Work to complete :: Exactly as written, please set down all of the entries again, with no pictures.

Supplied records ::

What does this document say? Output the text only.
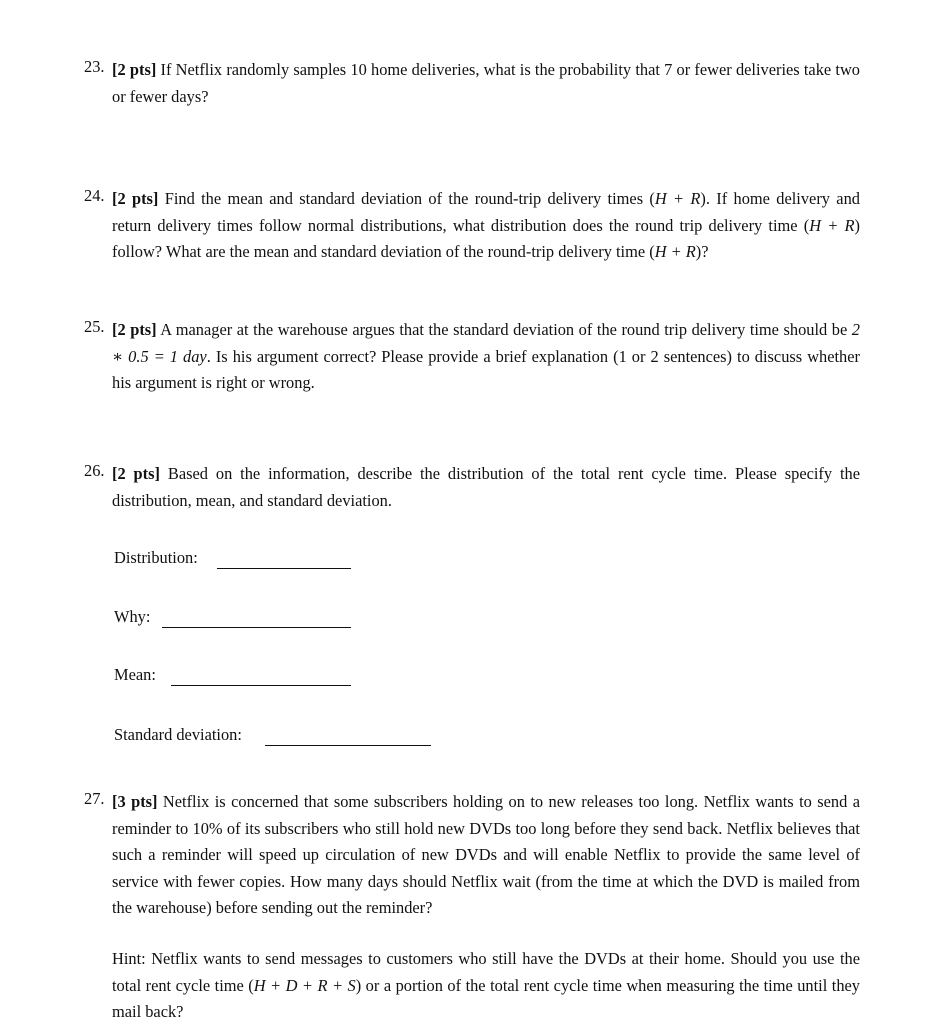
23. [2 pts] If Netflix randomly samples 10 home deliveries, what is the probability that 7 or fewer deliveries take two or fewer days?
24. [2 pts] Find the mean and standard deviation of the round-trip delivery times (H + R). If home delivery and return delivery times follow normal distributions, what distribution does the round trip delivery time (H + R) follow? What are the mean and standard deviation of the round-trip delivery time (H + R)?
25. [2 pts] A manager at the warehouse argues that the standard deviation of the round trip delivery time should be 2 ∗ 0.5 = 1 day. Is his argument correct? Please provide a brief explanation (1 or 2 sentences) to discuss whether his argument is right or wrong.
26. [2 pts] Based on the information, describe the distribution of the total rent cycle time. Please specify the distribution, mean, and standard deviation.
Distribution:
Why:
Mean:
Standard deviation:
27. [3 pts] Netflix is concerned that some subscribers holding on to new releases too long. Netflix wants to send a reminder to 10% of its subscribers who still hold new DVDs too long before they send back. Netflix believes that such a reminder will speed up circulation of new DVDs and will enable Netflix to provide the same level of service with fewer copies. How many days should Netflix wait (from the time at which the DVD is mailed from the warehouse) before sending out the reminder?
Hint: Netflix wants to send messages to customers who still have the DVDs at their home. Should you use the total rent cycle time (H + D + R + S) or a portion of the total rent cycle time when measuring the time until they mail back?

Answer for the task ::
What does this document say? Output the text only.
23. [2 pts] If Netflix randomly samples 10 home deliveries, what is the probability that 7 or fewer deliveries take two or fewer days?
24. [2 pts] Find the mean and standard deviation of the round-trip delivery times (H + R). If home delivery and return delivery times follow normal distributions, what distribution does the round trip delivery time (H + R) follow? What are the mean and standard deviation of the round-trip delivery time (H + R)?
25. [2 pts] A manager at the warehouse argues that the standard deviation of the round trip delivery time should be 2 ∗ 0.5 = 1 day. Is his argument correct? Please provide a brief explanation (1 or 2 sentences) to discuss whether his argument is right or wrong.
26. [2 pts] Based on the information, describe the distribution of the total rent cycle time. Please specify the distribution, mean, and standard deviation.
Distribution:
Why:
Mean:
Standard deviation:
27. [3 pts] Netflix is concerned that some subscribers holding on to new releases too long. Netflix wants to send a reminder to 10% of its subscribers who still hold new DVDs too long before they send back. Netflix believes that such a reminder will speed up circulation of new DVDs and will enable Netflix to provide the same level of service with fewer copies. How many days should Netflix wait (from the time at which the DVD is mailed from the warehouse) before sending out the reminder?
Hint: Netflix wants to send messages to customers who still have the DVDs at their home. Should you use the total rent cycle time (H + D + R + S) or a portion of the total rent cycle time when measuring the time until they mail back?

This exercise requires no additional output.